## DATA EXCERPTS

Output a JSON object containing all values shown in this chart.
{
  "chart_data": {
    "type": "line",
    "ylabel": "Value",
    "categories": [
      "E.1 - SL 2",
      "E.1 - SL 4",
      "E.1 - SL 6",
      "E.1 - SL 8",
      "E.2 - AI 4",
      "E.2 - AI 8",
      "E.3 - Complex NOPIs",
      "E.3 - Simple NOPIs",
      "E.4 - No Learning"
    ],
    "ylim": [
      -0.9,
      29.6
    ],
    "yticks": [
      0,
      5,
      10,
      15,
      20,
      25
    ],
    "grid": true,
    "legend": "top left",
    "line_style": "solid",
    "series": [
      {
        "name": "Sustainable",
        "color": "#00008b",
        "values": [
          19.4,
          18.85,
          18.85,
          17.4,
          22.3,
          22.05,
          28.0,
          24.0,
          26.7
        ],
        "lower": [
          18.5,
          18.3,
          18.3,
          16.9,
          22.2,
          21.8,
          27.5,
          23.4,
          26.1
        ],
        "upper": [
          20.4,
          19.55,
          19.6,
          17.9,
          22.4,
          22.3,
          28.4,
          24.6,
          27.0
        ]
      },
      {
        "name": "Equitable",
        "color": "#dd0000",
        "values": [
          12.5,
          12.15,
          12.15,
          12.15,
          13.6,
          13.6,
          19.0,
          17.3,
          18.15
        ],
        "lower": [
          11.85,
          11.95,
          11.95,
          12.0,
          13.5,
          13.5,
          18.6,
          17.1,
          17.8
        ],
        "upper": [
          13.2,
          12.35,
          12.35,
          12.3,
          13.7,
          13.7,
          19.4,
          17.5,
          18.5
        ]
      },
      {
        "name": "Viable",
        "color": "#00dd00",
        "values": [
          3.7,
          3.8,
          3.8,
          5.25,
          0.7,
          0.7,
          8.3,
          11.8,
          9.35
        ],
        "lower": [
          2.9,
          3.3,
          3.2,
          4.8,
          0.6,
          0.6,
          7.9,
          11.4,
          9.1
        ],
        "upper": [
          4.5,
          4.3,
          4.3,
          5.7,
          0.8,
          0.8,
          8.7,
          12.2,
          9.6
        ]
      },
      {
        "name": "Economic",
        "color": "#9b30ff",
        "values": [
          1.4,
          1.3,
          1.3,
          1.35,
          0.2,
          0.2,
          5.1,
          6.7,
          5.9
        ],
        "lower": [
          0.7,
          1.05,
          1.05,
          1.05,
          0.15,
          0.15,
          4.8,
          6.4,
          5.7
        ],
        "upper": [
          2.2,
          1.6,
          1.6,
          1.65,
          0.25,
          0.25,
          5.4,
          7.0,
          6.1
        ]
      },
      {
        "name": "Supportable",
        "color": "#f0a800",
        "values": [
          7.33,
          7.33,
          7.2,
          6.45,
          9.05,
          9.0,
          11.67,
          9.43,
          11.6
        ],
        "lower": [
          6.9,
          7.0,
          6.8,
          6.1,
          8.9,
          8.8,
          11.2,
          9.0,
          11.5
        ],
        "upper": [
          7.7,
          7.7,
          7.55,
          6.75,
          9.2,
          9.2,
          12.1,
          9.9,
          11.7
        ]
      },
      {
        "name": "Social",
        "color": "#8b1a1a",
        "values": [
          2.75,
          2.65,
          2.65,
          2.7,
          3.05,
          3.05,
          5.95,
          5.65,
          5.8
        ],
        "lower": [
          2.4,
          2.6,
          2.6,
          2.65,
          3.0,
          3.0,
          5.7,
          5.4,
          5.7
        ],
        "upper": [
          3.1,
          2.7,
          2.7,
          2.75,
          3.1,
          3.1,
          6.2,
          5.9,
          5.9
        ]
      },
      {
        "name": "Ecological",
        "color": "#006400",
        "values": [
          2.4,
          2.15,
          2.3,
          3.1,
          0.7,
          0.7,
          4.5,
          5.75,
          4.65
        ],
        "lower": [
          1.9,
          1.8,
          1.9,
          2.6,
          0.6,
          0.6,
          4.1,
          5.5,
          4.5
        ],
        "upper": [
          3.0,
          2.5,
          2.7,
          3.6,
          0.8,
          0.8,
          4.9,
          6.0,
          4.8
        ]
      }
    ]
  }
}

## WRITTEN PROBLEM
How many lines of the data hold the string "color"? Reply with the number alone.

## SOLVED PROBLEM
7